Write what comes next in the text on digital signature schemes, picking up right after its last sentence.

» Text
········

When is a digital signature scheme secure? It should work like
hand-written signatures. In fact, it should be even better: an adversary
shouldn't be able to forge signatures on new messages, even if given
samples of other signed messages.
Well-known examples of digital signature schemes include the following:
- **Digital Signature Algorithm (DSA).** Released by NIST in 1991 as
part of the Digital Signature Standard (DSS). There is no proof of
security for DSA, but it's been used for decades now without any
serious attacks being discovered. Originally, the standard required
SHA-1 as the hash, but that's since been updated. Also, the
keys were originally short, but have since been lengthened.
- **RSA.** The RSA encryption scheme can be adapted for use as a
digital signature scheme. The Gen algorithm stays the same. Sign is
roughly equivalent to Dec, and Ver to Enc. However, they aren't
exactly the same. Sometimes people will say that you should "do an
RSA decryption to sign". That's partially correct, but also
partially wrong. Here is a set of notes explaining [why RSA
decryption is not the same as RSA signing][rsa-dec-sign].
Also, **never use the same key pair for both signing and
encryption**. There's a provably secure variant of RSA signatures
called RSA-PSS (*probabilistic signature scheme*).
[rsa-dec-sign]: http://www.cs.cornell.edu/courses/cs5430/2015sp/notes/rsa_sign_vs_dec.php
## Exercises
1. A novice cryptographer "discovers" a much faster method of generating MACs
for long messages. The idea is to simply compute HMAC of the first 64
bits of the message, and use that as the MAC. What's wrong with this
idea?
2. Consider this MAC algorithm: the tag is a SHA-256 hash of the message.
Why is this MAC algorithm insecure?
3. Investigate either MD5 or SHA-1. Why is your chosen algorithm deemed
insecure for use today? What are the feasible attacks on it?
4. *Repudiation of origin* occurs when a principal denies that it
created a message. For example:
A customer sends a letter to a vendor agreeing to pay a large amount of
money for a product. The vendor ships the product then demands payment.

········

» Supplied material
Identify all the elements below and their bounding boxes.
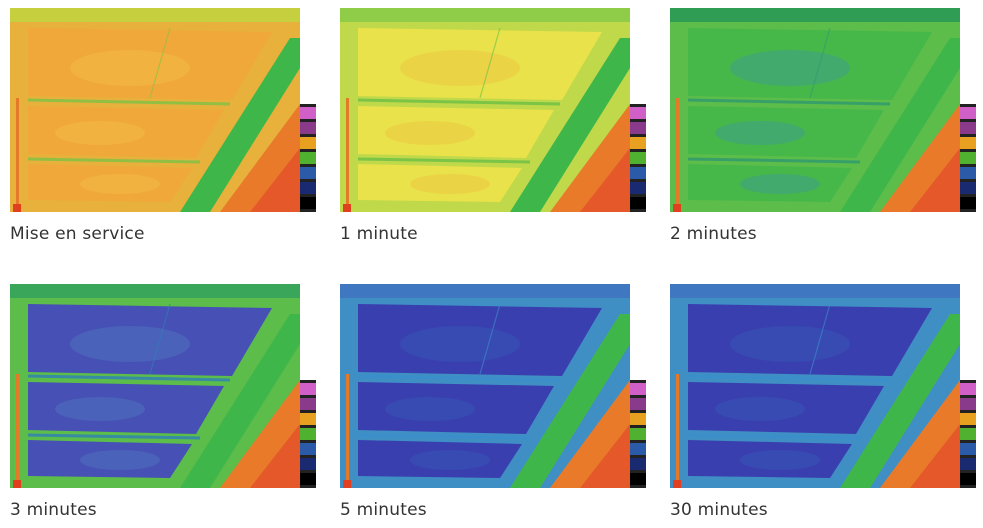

········

» Task output
The customer denies having ordered the product and, by law, is
therefore entitled to keep the unsolicited shipment without payment. If
the vendor can't prove that the letter came from the customer, then the
customer has repudiated the origin of the letter.
A. Consider a symmetric-key encryption scheme. Bob and Alice share a key k.
Bob has a message m that he claims came from Alice, and to prove that he
shows both m and the ciphertext c, where c = Enc(m; k). Can Alice
repudiate Bob's claim of origin? Why or why not?
B. Now consider a digital signature scheme. Alice has a key pair (K_A,
k_A). Bob has a message m and signature s that he claims came from
Alice, where Ver(m; s; K_A) returns true. Can Alice repudiate Bob's
claim of origin? Why or why not?
5. Research both OAEP and PSS. What is the "padding" tranformation each applies to
a message to prepare it for encryption or signing? How does the transformation
differ between the two algorithms?
6. Read Chaum's [original paper on untraceable payments][chaum83] (PDF at that link
accessible from an on-campus Cornell IP address). Explain how why the bank cannot
determine the payer of a note when the bank receives the note from the payee.
Explain how the bank prevents a note from being spent twice.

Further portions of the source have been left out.